§ **Task to carry out**: Please retype the data in full and exactly; the pictures are not part of the copy.

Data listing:
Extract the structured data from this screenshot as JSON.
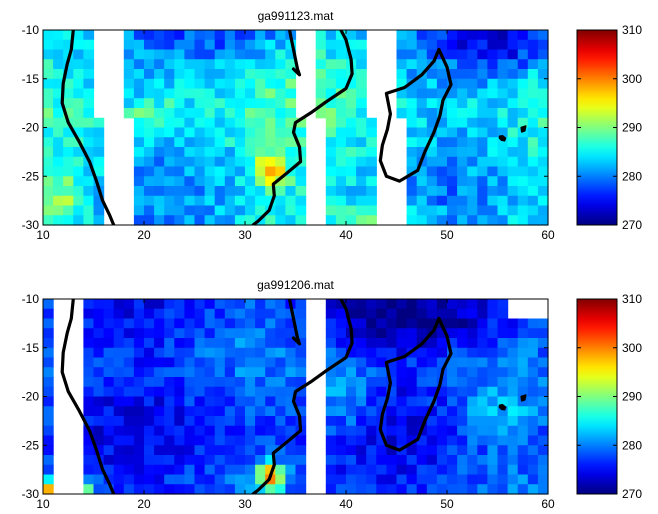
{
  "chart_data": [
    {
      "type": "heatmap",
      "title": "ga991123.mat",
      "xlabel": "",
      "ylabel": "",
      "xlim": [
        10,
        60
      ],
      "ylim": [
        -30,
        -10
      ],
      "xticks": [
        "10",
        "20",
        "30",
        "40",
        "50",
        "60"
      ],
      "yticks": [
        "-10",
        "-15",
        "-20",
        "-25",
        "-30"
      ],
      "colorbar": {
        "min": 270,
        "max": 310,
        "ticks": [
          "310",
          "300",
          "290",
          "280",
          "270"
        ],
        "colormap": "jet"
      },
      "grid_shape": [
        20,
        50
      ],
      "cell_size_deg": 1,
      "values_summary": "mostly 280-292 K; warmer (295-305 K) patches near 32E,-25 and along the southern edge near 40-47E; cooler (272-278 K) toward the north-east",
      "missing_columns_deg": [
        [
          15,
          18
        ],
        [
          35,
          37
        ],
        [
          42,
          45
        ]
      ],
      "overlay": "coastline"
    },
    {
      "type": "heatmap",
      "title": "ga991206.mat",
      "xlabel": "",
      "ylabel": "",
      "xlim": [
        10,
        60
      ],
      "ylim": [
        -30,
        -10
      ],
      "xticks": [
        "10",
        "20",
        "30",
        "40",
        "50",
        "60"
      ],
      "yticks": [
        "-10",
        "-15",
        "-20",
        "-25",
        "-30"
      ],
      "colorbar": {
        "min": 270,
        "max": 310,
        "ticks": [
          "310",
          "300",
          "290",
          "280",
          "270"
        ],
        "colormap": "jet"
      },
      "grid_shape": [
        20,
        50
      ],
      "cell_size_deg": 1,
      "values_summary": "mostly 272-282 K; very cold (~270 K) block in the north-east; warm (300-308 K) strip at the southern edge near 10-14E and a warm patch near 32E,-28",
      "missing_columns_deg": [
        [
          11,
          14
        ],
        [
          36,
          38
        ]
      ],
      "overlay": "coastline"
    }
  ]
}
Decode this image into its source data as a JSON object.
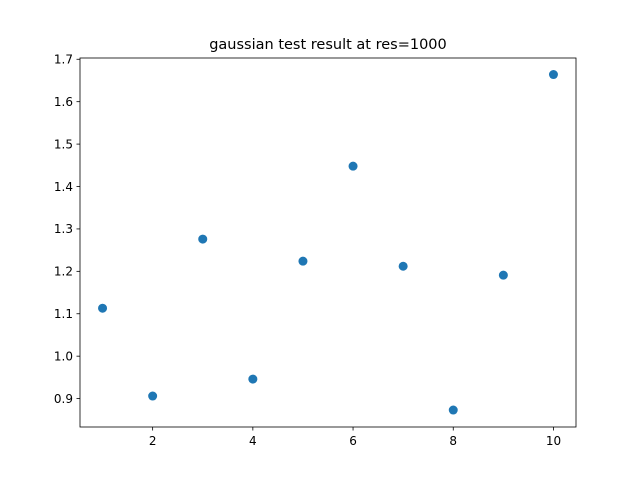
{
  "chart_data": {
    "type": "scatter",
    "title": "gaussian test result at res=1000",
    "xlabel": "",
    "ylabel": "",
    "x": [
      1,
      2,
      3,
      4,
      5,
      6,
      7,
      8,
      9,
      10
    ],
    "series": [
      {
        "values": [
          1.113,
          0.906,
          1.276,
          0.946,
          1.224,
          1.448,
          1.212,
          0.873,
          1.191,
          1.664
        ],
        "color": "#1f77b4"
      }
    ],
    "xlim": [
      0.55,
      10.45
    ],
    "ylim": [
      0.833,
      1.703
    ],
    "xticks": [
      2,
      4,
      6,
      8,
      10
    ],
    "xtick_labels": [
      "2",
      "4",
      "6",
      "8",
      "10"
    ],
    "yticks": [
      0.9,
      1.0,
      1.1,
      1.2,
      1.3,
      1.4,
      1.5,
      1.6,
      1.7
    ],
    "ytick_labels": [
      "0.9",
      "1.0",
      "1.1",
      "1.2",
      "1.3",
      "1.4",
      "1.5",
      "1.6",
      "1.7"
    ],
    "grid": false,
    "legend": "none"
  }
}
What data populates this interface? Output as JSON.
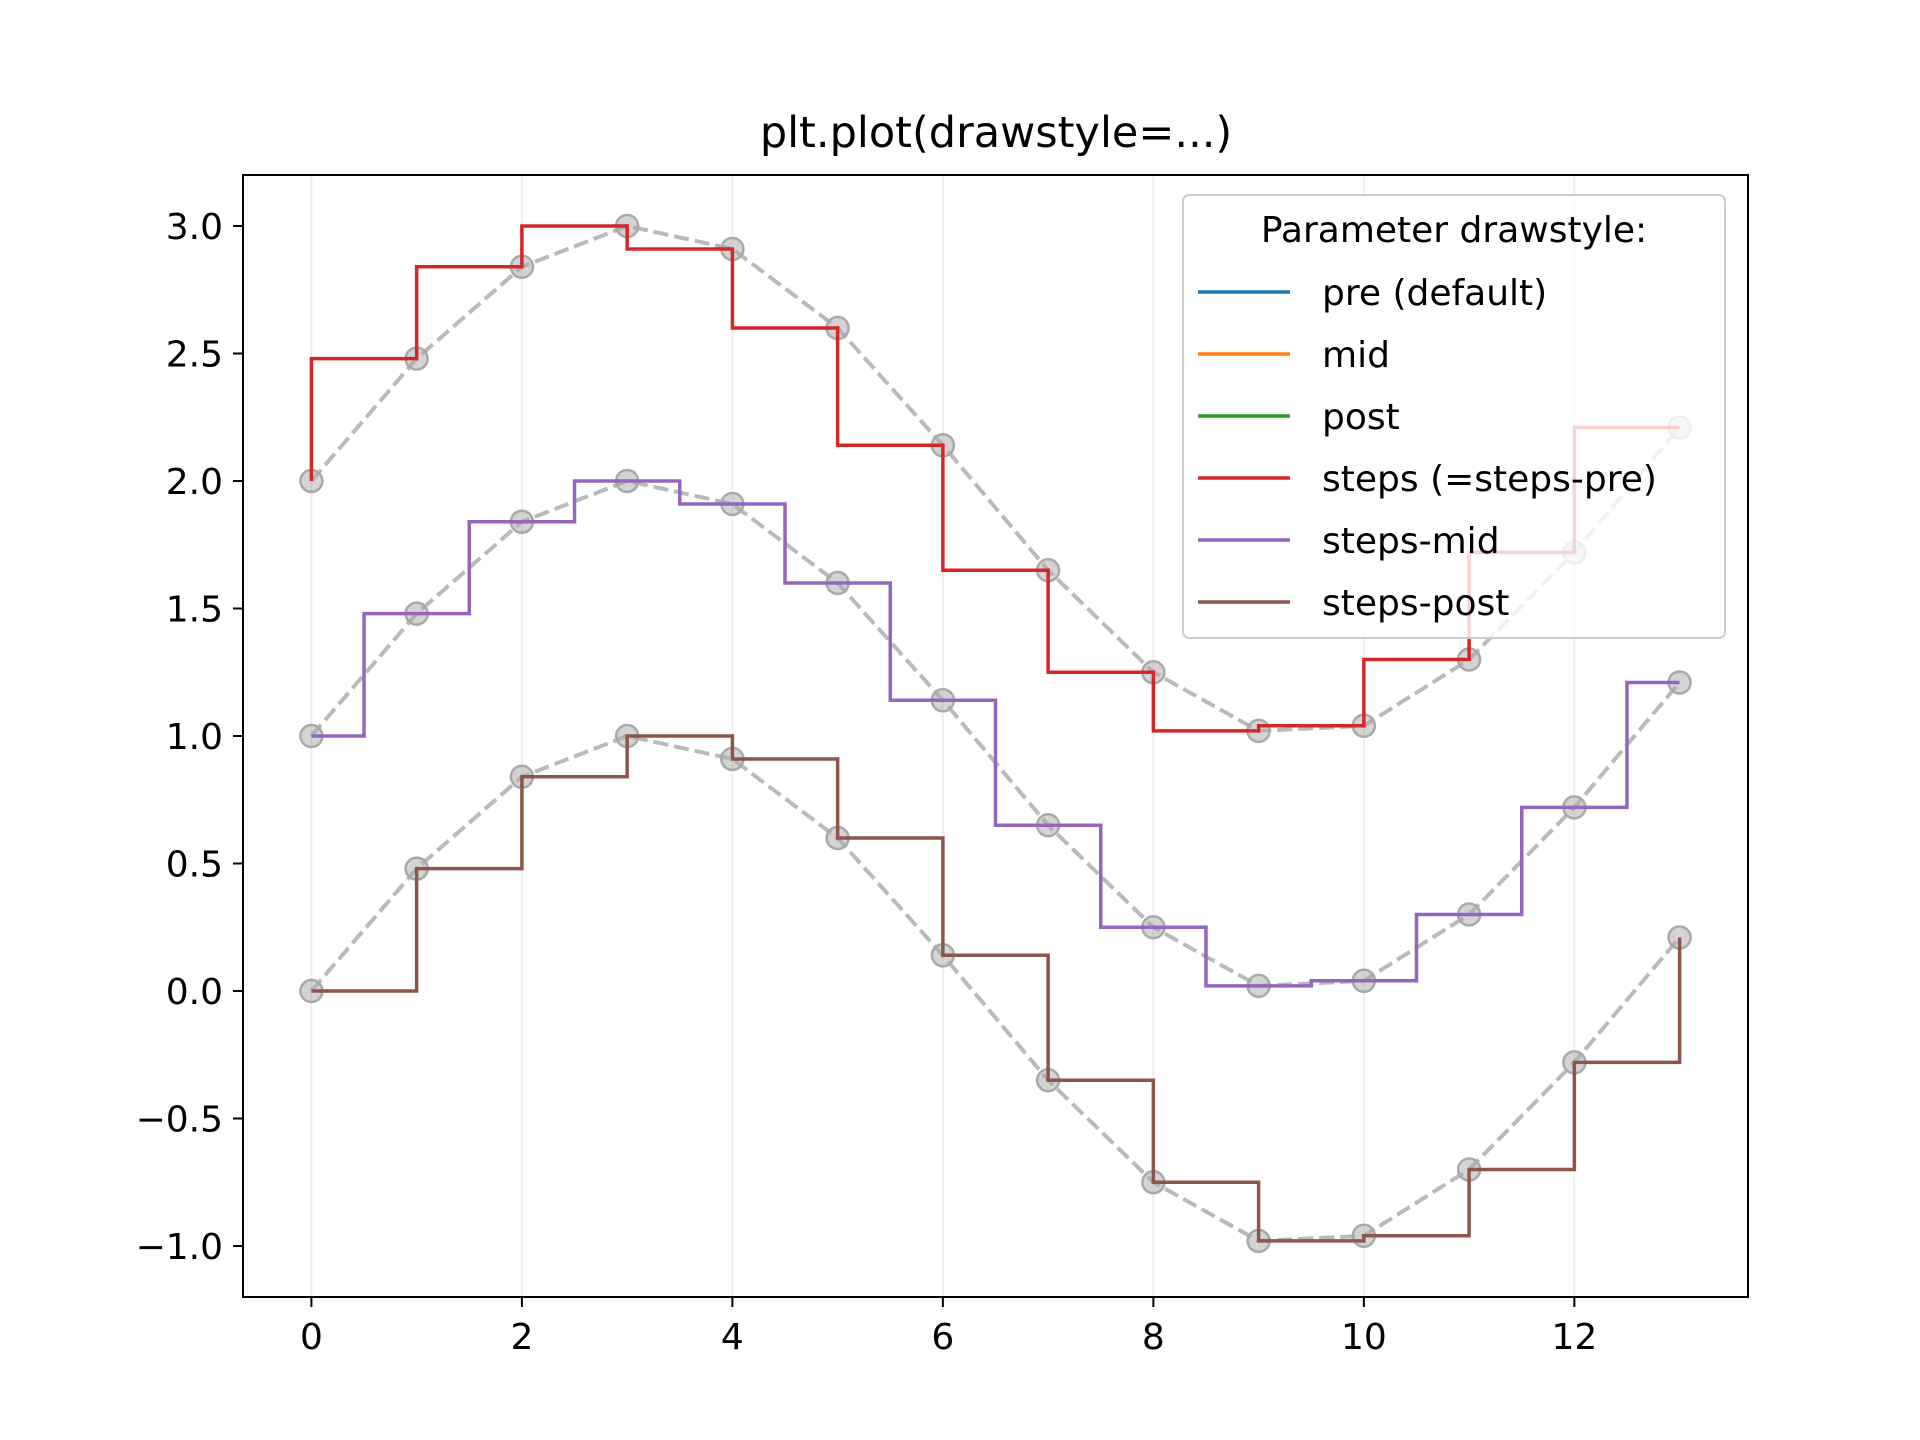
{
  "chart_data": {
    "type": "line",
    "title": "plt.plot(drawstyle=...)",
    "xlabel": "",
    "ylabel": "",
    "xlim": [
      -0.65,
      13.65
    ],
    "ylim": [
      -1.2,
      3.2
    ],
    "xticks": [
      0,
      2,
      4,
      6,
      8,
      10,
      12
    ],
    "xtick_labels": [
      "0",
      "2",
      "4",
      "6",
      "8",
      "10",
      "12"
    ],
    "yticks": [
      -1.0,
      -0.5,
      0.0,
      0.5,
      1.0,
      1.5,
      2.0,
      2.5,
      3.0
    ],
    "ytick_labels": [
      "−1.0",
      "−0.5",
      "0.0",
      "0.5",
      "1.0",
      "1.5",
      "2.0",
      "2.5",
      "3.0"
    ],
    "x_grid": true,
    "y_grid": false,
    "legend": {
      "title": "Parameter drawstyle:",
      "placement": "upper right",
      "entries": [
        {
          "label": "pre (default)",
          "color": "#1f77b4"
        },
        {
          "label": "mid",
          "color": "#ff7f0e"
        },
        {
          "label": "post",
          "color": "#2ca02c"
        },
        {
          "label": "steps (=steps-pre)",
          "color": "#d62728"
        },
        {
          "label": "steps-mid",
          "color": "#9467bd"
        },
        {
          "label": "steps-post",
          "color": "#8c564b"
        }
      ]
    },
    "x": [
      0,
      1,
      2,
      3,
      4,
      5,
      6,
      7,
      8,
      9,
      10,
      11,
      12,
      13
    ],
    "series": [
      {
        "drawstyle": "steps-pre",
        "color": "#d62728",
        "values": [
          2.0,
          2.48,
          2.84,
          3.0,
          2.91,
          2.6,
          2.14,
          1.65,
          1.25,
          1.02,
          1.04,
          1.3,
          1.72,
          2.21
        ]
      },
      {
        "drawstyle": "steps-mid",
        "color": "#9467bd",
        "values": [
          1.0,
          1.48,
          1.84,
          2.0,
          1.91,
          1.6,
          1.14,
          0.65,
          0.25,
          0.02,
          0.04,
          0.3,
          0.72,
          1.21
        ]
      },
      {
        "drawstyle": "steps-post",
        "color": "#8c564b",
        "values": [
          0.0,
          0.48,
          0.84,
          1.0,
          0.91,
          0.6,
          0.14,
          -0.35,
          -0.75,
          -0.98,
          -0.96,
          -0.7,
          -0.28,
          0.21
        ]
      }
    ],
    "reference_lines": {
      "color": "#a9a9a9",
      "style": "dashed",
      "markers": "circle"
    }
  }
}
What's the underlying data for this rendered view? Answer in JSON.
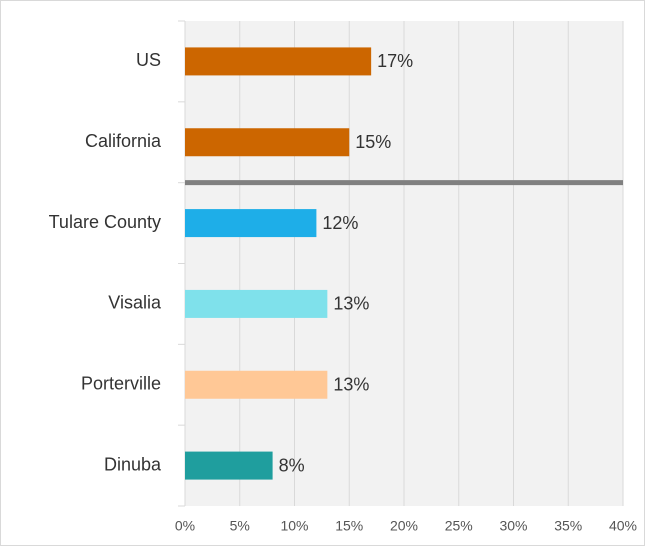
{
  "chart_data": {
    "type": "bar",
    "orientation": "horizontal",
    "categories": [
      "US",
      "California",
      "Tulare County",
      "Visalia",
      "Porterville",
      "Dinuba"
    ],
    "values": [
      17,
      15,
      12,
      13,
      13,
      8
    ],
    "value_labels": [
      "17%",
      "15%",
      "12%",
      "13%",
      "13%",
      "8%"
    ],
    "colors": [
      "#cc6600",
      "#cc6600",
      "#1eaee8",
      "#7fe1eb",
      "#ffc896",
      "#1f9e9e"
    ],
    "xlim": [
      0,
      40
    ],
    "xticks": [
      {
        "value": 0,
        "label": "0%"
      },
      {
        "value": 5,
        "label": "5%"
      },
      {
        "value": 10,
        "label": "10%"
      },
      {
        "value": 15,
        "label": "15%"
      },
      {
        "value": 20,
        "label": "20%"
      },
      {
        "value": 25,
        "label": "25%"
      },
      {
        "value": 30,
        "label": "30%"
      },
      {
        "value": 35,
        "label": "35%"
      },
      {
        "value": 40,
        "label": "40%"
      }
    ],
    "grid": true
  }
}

§ **Worked answer**:
Extract the structured data from this screenshot as JSON.
{
  "chart_data": [
    {
      "type": "heatmap",
      "title": "ga991123.mat",
      "xlabel": "",
      "ylabel": "",
      "xlim": [
        10,
        60
      ],
      "ylim": [
        -30,
        -10
      ],
      "xticks": [
        "10",
        "20",
        "30",
        "40",
        "50",
        "60"
      ],
      "yticks": [
        "-10",
        "-15",
        "-20",
        "-25",
        "-30"
      ],
      "colorbar": {
        "min": 270,
        "max": 310,
        "ticks": [
          "310",
          "300",
          "290",
          "280",
          "270"
        ],
        "colormap": "jet"
      },
      "grid_shape": [
        20,
        50
      ],
      "cell_size_deg": 1,
      "values_summary": "mostly 280-292 K; warmer (295-305 K) patches near 32E,-25 and along the southern edge near 40-47E; cooler (272-278 K) toward the north-east",
      "missing_columns_deg": [
        [
          15,
          18
        ],
        [
          35,
          37
        ],
        [
          42,
          45
        ]
      ],
      "overlay": "coastline"
    },
    {
      "type": "heatmap",
      "title": "ga991206.mat",
      "xlabel": "",
      "ylabel": "",
      "xlim": [
        10,
        60
      ],
      "ylim": [
        -30,
        -10
      ],
      "xticks": [
        "10",
        "20",
        "30",
        "40",
        "50",
        "60"
      ],
      "yticks": [
        "-10",
        "-15",
        "-20",
        "-25",
        "-30"
      ],
      "colorbar": {
        "min": 270,
        "max": 310,
        "ticks": [
          "310",
          "300",
          "290",
          "280",
          "270"
        ],
        "colormap": "jet"
      },
      "grid_shape": [
        20,
        50
      ],
      "cell_size_deg": 1,
      "values_summary": "mostly 272-282 K; very cold (~270 K) block in the north-east; warm (300-308 K) strip at the southern edge near 10-14E and a warm patch near 32E,-28",
      "missing_columns_deg": [
        [
          11,
          14
        ],
        [
          36,
          38
        ]
      ],
      "overlay": "coastline"
    }
  ]
}
Decode this image into its source data as a JSON object.
{
  "chart_data": {
    "type": "scatter",
    "title": "gaussian test result at res=1000",
    "xlabel": "",
    "ylabel": "",
    "x": [
      1,
      2,
      3,
      4,
      5,
      6,
      7,
      8,
      9,
      10
    ],
    "series": [
      {
        "values": [
          1.113,
          0.906,
          1.276,
          0.946,
          1.224,
          1.448,
          1.212,
          0.873,
          1.191,
          1.664
        ],
        "color": "#1f77b4"
      }
    ],
    "xlim": [
      0.55,
      10.45
    ],
    "ylim": [
      0.833,
      1.703
    ],
    "xticks": [
      2,
      4,
      6,
      8,
      10
    ],
    "xtick_labels": [
      "2",
      "4",
      "6",
      "8",
      "10"
    ],
    "yticks": [
      0.9,
      1.0,
      1.1,
      1.2,
      1.3,
      1.4,
      1.5,
      1.6,
      1.7
    ],
    "ytick_labels": [
      "0.9",
      "1.0",
      "1.1",
      "1.2",
      "1.3",
      "1.4",
      "1.5",
      "1.6",
      "1.7"
    ],
    "grid": false,
    "legend": "none"
  }
}
What data populates this interface? Output as JSON.
{
  "chart_data": {
    "type": "line",
    "title": "plt.plot(drawstyle=...)",
    "xlabel": "",
    "ylabel": "",
    "xlim": [
      -0.65,
      13.65
    ],
    "ylim": [
      -1.2,
      3.2
    ],
    "xticks": [
      0,
      2,
      4,
      6,
      8,
      10,
      12
    ],
    "xtick_labels": [
      "0",
      "2",
      "4",
      "6",
      "8",
      "10",
      "12"
    ],
    "yticks": [
      -1.0,
      -0.5,
      0.0,
      0.5,
      1.0,
      1.5,
      2.0,
      2.5,
      3.0
    ],
    "ytick_labels": [
      "−1.0",
      "−0.5",
      "0.0",
      "0.5",
      "1.0",
      "1.5",
      "2.0",
      "2.5",
      "3.0"
    ],
    "x_grid": true,
    "y_grid": false,
    "legend": {
      "title": "Parameter drawstyle:",
      "placement": "upper right",
      "entries": [
        {
          "label": "pre (default)",
          "color": "#1f77b4"
        },
        {
          "label": "mid",
          "color": "#ff7f0e"
        },
        {
          "label": "post",
          "color": "#2ca02c"
        },
        {
          "label": "steps (=steps-pre)",
          "color": "#d62728"
        },
        {
          "label": "steps-mid",
          "color": "#9467bd"
        },
        {
          "label": "steps-post",
          "color": "#8c564b"
        }
      ]
    },
    "x": [
      0,
      1,
      2,
      3,
      4,
      5,
      6,
      7,
      8,
      9,
      10,
      11,
      12,
      13
    ],
    "series": [
      {
        "drawstyle": "steps-pre",
        "color": "#d62728",
        "values": [
          2.0,
          2.48,
          2.84,
          3.0,
          2.91,
          2.6,
          2.14,
          1.65,
          1.25,
          1.02,
          1.04,
          1.3,
          1.72,
          2.21
        ]
      },
      {
        "drawstyle": "steps-mid",
        "color": "#9467bd",
        "values": [
          1.0,
          1.48,
          1.84,
          2.0,
          1.91,
          1.6,
          1.14,
          0.65,
          0.25,
          0.02,
          0.04,
          0.3,
          0.72,
          1.21
        ]
      },
      {
        "drawstyle": "steps-post",
        "color": "#8c564b",
        "values": [
          0.0,
          0.48,
          0.84,
          1.0,
          0.91,
          0.6,
          0.14,
          -0.35,
          -0.75,
          -0.98,
          -0.96,
          -0.7,
          -0.28,
          0.21
        ]
      }
    ],
    "reference_lines": {
      "color": "#a9a9a9",
      "style": "dashed",
      "markers": "circle"
    }
  }
}
What's the underlying data for this rendered view? Answer in JSON.
{
  "chart_data": {
    "type": "bar",
    "orientation": "horizontal",
    "categories": [
      "US",
      "California",
      "Tulare County",
      "Visalia",
      "Porterville",
      "Dinuba"
    ],
    "values": [
      17,
      15,
      12,
      13,
      13,
      8
    ],
    "value_labels": [
      "17%",
      "15%",
      "12%",
      "13%",
      "13%",
      "8%"
    ],
    "colors": [
      "#cc6600",
      "#cc6600",
      "#1eaee8",
      "#7fe1eb",
      "#ffc896",
      "#1f9e9e"
    ],
    "xlim": [
      0,
      40
    ],
    "xticks": [
      {
        "value": 0,
        "label": "0%"
      },
      {
        "value": 5,
        "label": "5%"
      },
      {
        "value": 10,
        "label": "10%"
      },
      {
        "value": 15,
        "label": "15%"
      },
      {
        "value": 20,
        "label": "20%"
      },
      {
        "value": 25,
        "label": "25%"
      },
      {
        "value": 30,
        "label": "30%"
      },
      {
        "value": 35,
        "label": "35%"
      },
      {
        "value": 40,
        "label": "40%"
      }
    ],
    "grid": true
  }
}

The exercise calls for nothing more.